_PROMPT_
Return each line of the records holding the string "arrow".

═══

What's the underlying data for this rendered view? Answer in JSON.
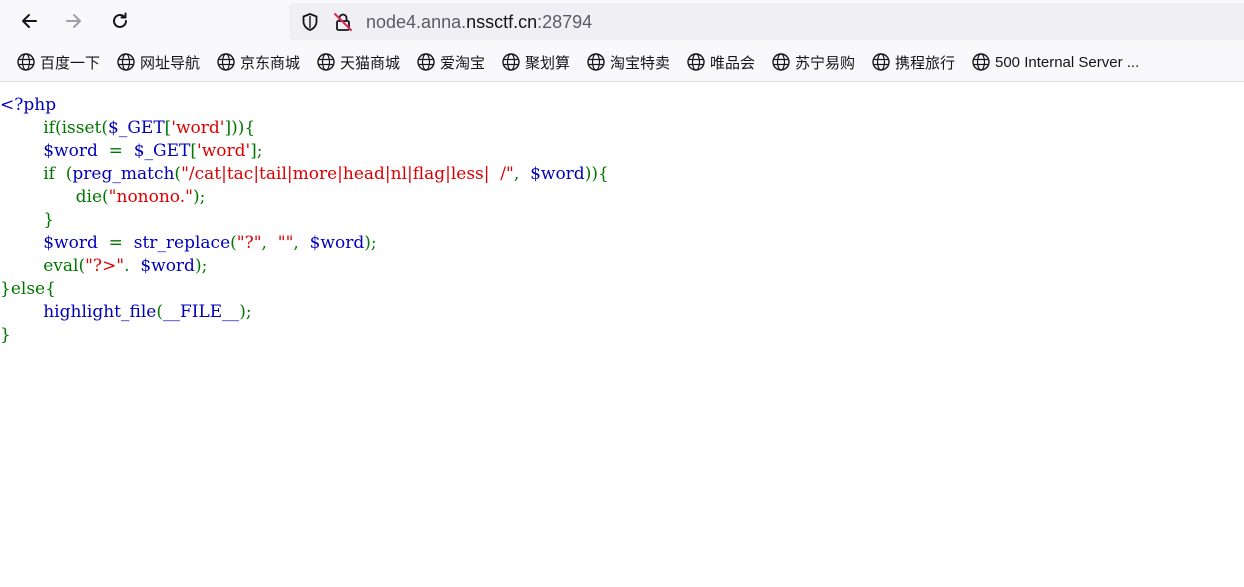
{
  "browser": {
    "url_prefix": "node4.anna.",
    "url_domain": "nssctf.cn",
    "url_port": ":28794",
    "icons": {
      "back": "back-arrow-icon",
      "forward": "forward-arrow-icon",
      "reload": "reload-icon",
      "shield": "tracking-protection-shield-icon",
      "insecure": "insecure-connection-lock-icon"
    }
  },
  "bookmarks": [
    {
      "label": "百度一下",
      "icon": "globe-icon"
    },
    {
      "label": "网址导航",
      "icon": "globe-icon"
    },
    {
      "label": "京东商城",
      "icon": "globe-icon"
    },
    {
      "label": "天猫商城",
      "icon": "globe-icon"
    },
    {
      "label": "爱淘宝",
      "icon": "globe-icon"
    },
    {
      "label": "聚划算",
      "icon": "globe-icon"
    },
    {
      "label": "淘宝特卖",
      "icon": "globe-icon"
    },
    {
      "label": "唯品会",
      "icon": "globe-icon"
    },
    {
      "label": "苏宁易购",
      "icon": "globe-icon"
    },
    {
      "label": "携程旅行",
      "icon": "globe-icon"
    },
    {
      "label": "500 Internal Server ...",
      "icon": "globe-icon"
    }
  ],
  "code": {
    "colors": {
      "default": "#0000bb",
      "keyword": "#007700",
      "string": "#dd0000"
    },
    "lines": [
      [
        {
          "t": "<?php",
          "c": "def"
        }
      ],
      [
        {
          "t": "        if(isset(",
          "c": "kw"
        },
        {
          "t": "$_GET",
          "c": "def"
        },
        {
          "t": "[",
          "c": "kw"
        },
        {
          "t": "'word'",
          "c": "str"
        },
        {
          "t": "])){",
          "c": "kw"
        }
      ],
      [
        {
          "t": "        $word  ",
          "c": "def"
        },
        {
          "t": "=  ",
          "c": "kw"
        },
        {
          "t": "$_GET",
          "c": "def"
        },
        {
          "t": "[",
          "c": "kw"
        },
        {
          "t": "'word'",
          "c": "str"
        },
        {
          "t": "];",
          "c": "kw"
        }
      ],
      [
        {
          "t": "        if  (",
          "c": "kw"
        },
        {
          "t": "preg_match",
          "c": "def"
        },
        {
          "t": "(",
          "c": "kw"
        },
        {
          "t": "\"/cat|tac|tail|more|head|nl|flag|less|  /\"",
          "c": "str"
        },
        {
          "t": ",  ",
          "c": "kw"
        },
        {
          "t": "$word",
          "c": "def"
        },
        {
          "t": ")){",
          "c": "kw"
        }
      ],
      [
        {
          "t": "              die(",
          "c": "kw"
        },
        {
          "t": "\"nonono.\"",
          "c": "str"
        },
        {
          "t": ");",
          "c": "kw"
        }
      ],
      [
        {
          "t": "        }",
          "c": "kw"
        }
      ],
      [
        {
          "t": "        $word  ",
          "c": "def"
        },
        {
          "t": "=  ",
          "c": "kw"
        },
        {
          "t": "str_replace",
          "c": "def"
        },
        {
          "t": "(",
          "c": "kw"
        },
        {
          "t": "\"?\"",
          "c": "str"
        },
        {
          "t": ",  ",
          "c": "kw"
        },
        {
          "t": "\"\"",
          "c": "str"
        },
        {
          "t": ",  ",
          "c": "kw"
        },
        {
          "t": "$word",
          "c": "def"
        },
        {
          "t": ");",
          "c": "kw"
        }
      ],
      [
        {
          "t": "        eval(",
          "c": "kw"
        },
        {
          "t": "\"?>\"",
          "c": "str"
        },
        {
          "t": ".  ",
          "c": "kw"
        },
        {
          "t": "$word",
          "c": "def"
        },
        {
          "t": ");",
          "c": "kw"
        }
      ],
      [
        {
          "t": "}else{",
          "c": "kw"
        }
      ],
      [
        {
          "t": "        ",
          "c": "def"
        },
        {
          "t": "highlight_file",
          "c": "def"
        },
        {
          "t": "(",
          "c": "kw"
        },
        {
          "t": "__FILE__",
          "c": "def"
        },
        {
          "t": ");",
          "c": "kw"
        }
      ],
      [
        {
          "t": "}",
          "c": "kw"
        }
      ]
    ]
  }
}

═══

_RESPONSE TO THIS TASK_
      "back": "back-arrow-icon",
      "forward": "forward-arrow-icon",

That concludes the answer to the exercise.